◆ **Task**
Copy out each line of the material below that holds the string "Scegliere".

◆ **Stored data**
'''
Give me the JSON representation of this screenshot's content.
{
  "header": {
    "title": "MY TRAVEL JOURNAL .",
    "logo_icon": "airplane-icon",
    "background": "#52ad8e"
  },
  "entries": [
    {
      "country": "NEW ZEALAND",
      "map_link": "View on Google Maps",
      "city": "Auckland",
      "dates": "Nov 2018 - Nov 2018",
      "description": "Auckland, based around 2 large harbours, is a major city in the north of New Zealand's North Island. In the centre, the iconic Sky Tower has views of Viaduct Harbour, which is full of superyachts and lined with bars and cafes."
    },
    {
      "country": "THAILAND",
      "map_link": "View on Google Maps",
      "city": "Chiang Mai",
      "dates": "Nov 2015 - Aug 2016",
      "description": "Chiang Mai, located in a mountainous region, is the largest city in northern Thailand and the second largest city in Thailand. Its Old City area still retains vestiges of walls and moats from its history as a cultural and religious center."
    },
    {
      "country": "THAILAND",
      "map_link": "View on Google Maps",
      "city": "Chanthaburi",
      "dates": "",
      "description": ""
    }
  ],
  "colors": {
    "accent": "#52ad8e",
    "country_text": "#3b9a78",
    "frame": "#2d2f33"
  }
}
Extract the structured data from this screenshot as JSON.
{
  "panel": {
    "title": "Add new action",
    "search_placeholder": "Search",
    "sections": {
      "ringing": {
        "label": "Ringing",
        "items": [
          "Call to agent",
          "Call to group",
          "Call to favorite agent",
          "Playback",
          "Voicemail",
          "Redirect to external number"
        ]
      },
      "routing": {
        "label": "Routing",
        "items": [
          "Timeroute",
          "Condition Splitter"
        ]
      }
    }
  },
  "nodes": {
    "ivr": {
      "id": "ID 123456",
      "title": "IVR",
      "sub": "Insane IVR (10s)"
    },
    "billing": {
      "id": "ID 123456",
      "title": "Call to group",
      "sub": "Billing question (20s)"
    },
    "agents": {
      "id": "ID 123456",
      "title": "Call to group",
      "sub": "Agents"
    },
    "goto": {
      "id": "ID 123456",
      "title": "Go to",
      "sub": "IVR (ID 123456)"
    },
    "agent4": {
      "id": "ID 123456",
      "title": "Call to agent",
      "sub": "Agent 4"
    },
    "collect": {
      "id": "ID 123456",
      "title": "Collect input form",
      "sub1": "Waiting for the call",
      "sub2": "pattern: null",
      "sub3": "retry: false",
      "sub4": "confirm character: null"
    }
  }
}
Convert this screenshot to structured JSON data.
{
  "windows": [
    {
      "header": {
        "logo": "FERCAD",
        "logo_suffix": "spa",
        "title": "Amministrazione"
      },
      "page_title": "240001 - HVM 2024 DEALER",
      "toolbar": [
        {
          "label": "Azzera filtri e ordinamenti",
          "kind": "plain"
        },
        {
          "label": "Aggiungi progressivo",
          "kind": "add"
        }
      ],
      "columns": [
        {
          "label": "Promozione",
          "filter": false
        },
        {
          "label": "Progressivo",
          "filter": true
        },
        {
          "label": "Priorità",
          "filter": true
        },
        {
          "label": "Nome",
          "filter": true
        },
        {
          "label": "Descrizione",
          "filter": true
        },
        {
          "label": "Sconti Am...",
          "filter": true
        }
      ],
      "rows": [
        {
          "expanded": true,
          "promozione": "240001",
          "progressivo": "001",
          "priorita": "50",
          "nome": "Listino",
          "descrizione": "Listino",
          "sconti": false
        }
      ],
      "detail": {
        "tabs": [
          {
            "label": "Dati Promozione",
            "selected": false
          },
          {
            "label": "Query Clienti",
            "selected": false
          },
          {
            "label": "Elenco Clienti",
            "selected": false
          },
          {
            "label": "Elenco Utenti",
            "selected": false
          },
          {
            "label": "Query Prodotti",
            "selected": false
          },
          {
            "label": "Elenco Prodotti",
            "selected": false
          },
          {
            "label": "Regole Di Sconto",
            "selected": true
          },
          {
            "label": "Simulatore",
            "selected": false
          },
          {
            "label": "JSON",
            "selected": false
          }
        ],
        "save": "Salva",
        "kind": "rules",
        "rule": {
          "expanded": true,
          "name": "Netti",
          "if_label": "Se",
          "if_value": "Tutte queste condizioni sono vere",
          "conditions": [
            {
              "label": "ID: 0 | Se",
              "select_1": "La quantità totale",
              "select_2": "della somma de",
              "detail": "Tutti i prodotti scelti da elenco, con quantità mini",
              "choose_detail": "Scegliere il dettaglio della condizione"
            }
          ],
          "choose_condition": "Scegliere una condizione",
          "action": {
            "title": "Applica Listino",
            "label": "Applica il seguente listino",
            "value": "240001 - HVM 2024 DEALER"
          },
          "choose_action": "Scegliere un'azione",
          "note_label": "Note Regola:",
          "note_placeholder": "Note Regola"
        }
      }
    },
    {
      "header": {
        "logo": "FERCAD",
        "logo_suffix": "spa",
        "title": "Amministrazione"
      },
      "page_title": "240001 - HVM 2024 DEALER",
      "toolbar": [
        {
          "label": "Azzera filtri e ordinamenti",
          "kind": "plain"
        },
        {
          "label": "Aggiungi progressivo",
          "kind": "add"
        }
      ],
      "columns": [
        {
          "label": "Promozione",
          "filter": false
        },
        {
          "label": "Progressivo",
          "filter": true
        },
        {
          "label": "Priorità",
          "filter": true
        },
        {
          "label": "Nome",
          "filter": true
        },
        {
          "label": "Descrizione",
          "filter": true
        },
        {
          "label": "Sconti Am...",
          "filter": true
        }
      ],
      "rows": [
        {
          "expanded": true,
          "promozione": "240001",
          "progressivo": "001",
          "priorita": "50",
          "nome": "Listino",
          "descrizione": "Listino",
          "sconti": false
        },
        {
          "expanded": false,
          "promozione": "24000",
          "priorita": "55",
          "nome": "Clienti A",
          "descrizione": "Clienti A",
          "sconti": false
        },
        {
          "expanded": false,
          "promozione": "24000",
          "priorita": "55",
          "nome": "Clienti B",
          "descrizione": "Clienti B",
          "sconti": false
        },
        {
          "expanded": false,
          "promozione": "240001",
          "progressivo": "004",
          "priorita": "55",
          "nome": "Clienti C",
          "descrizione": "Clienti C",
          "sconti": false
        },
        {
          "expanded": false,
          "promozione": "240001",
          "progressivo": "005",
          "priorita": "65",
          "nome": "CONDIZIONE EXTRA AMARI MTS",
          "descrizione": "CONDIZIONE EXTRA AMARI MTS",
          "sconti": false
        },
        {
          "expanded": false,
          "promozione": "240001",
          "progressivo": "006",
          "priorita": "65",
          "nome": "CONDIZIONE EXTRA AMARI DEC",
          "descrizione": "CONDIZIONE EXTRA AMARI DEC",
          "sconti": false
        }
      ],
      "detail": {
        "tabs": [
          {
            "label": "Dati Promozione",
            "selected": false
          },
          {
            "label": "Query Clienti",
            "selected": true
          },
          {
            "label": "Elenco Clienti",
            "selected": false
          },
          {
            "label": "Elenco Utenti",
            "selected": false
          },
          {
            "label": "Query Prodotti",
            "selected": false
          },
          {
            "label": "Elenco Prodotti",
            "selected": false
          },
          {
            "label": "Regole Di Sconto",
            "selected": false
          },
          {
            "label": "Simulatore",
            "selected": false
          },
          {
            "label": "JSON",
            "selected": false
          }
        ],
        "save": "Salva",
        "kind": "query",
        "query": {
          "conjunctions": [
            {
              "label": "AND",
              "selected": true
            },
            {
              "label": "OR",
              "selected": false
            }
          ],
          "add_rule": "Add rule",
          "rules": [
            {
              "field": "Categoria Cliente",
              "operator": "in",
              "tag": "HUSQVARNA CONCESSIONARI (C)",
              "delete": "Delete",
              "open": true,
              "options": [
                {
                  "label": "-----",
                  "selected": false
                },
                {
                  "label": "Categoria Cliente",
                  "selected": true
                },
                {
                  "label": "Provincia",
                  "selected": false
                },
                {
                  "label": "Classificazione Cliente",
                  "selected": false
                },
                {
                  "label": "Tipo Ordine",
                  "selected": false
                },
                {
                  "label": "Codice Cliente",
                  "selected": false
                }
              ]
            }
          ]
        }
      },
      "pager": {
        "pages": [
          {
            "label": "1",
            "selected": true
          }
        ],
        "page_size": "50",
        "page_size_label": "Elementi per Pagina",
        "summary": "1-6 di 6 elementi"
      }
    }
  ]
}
'''
◆ **Worked answer**
              "choose_detail": "Scegliere il dettaglio della condizione"
          "choose_condition": "Scegliere una condizione",
          "choose_action": "Scegliere un'azione",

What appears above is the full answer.